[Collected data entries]
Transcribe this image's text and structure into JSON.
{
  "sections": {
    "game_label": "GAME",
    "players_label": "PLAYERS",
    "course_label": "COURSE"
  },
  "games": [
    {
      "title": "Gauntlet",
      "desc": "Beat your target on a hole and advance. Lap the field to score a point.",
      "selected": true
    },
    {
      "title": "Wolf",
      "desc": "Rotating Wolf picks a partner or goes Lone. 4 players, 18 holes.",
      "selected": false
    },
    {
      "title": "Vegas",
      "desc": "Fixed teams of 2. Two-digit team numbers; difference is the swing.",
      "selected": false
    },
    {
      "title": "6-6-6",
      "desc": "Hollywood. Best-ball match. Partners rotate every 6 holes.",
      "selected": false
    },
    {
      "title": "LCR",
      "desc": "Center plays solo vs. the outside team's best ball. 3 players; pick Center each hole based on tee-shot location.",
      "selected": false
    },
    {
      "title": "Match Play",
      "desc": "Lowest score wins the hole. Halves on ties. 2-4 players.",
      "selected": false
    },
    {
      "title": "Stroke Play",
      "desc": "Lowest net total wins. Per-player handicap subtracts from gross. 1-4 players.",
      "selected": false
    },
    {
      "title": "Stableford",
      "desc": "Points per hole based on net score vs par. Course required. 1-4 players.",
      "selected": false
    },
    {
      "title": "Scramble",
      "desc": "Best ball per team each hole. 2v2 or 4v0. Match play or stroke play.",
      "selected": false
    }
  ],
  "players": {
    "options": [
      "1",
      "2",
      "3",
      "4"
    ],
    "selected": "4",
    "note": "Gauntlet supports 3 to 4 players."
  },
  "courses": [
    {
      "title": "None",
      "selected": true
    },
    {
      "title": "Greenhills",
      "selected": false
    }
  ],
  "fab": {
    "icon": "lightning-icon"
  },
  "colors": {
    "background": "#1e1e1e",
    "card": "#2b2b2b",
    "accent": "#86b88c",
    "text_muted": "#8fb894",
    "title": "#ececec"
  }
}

## TASK DIRECTIONS
Using the data above, print every record exactly as shown.

## FULL RESPONSE
Transcribe this image's text and structure into JSON.
{
  "sections": {
    "game_label": "GAME",
    "players_label": "PLAYERS",
    "course_label": "COURSE"
  },
  "games": [
    {
      "title": "Gauntlet",
      "desc": "Beat your target on a hole and advance. Lap the field to score a point.",
      "selected": true
    },
    {
      "title": "Wolf",
      "desc": "Rotating Wolf picks a partner or goes Lone. 4 players, 18 holes.",
      "selected": false
    },
    {
      "title": "Vegas",
      "desc": "Fixed teams of 2. Two-digit team numbers; difference is the swing.",
      "selected": false
    },
    {
      "title": "6-6-6",
      "desc": "Hollywood. Best-ball match. Partners rotate every 6 holes.",
      "selected": false
    },
    {
      "title": "LCR",
      "desc": "Center plays solo vs. the outside team's best ball. 3 players; pick Center each hole based on tee-shot location.",
      "selected": false
    },
    {
      "title": "Match Play",
      "desc": "Lowest score wins the hole. Halves on ties. 2-4 players.",
      "selected": false
    },
    {
      "title": "Stroke Play",
      "desc": "Lowest net total wins. Per-player handicap subtracts from gross. 1-4 players.",
      "selected": false
    },
    {
      "title": "Stableford",
      "desc": "Points per hole based on net score vs par. Course required. 1-4 players.",
      "selected": false
    },
    {
      "title": "Scramble",
      "desc": "Best ball per team each hole. 2v2 or 4v0. Match play or stroke play.",
      "selected": false
    }
  ],
  "players": {
    "options": [
      "1",
      "2",
      "3",
      "4"
    ],
    "selected": "4",
    "note": "Gauntlet supports 3 to 4 players."
  },
  "courses": [
    {
      "title": "None",
      "selected": true
    },
    {
      "title": "Greenhills",
      "selected": false
    }
  ],
  "fab": {
    "icon": "lightning-icon"
  },
  "colors": {
    "background": "#1e1e1e",
    "card": "#2b2b2b",
    "accent": "#86b88c",
    "text_muted": "#8fb894",
    "title": "#ececec"
  }
}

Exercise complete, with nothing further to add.